--- START OF INFORMATION SUPPLIED ---

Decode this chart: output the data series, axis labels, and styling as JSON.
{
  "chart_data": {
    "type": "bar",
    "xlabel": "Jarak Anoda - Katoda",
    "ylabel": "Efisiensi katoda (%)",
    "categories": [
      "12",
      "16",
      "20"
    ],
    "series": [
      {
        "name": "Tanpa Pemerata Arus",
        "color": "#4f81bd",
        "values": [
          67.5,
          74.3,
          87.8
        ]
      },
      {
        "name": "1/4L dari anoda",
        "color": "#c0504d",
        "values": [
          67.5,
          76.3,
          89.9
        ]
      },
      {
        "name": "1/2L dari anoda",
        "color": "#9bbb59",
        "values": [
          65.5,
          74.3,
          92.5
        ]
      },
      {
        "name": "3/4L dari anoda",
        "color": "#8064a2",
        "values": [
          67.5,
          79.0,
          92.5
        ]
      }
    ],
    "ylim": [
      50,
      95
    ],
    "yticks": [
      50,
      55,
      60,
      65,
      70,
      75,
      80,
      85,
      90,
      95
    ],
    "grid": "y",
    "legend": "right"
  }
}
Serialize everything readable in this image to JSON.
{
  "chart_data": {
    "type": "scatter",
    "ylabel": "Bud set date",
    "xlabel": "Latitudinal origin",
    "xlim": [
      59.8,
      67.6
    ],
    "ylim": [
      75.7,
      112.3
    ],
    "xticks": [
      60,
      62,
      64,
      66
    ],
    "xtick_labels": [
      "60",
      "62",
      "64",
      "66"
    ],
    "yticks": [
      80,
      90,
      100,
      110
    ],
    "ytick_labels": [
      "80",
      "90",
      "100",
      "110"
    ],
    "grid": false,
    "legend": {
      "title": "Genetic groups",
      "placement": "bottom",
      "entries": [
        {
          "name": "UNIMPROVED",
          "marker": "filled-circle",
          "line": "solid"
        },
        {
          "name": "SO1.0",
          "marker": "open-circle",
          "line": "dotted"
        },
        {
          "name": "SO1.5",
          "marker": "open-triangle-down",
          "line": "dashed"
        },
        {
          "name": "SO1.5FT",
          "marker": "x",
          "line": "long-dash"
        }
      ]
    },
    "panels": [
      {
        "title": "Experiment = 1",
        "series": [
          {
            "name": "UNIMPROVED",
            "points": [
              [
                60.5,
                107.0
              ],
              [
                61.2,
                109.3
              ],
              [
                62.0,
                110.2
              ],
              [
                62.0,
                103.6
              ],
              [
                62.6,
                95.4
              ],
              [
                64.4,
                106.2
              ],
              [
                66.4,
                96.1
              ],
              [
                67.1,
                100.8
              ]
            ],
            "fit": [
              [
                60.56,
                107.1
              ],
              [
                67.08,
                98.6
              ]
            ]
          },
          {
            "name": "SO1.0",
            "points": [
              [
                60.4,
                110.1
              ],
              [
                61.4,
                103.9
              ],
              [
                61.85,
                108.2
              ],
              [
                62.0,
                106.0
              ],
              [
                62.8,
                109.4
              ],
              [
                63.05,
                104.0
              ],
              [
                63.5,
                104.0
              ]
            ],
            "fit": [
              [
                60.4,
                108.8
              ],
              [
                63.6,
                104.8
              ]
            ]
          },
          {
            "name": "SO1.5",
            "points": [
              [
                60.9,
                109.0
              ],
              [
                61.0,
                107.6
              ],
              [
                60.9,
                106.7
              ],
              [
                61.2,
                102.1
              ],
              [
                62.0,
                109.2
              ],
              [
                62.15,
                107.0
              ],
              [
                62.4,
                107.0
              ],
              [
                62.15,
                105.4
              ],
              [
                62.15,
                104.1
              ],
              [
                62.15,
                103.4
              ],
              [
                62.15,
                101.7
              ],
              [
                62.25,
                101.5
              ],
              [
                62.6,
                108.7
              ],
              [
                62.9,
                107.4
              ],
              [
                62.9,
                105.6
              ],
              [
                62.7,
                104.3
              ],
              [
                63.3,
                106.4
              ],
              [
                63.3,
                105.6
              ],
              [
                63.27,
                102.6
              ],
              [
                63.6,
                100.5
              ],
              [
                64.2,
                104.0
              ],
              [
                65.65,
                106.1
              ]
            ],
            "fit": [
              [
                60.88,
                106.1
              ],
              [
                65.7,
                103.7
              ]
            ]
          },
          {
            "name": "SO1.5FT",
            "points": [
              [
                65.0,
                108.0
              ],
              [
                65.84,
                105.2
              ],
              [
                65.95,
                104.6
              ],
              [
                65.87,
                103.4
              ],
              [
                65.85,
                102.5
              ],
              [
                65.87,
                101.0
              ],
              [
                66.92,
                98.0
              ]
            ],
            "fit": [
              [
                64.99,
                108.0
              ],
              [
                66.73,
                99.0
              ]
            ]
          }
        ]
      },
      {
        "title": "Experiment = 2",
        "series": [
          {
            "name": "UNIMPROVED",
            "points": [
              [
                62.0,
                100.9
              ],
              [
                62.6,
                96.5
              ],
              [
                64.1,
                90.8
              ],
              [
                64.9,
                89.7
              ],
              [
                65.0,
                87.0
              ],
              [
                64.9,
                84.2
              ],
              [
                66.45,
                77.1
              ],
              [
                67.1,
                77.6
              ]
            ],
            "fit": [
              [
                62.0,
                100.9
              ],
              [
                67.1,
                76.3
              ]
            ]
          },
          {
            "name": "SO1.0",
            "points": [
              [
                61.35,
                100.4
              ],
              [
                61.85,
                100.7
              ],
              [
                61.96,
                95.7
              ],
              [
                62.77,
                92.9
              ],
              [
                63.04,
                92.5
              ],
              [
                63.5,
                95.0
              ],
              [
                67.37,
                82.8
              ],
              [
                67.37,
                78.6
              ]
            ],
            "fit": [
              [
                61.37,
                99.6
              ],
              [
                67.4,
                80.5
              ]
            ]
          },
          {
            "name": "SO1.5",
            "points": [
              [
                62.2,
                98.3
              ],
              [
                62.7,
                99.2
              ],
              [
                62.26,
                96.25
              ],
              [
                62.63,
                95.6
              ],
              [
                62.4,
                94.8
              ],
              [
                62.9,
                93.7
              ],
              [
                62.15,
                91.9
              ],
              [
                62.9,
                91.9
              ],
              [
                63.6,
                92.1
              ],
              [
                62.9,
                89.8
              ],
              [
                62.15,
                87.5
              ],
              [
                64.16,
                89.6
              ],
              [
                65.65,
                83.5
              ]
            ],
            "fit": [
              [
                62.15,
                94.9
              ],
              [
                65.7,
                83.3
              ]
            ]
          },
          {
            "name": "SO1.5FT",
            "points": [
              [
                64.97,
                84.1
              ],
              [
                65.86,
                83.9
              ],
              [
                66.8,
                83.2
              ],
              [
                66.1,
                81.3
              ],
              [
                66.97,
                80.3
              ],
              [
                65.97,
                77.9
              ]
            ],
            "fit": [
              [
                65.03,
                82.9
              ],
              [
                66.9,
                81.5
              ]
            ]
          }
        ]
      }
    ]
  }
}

--- END OF INFORMATION SUPPLIED ---

* [WHAT YOU SHOULD DO] Gather up the lines that contain the word "open".

* [THE REPLY]
          "marker": "open-circle",
          "marker": "open-triangle-down",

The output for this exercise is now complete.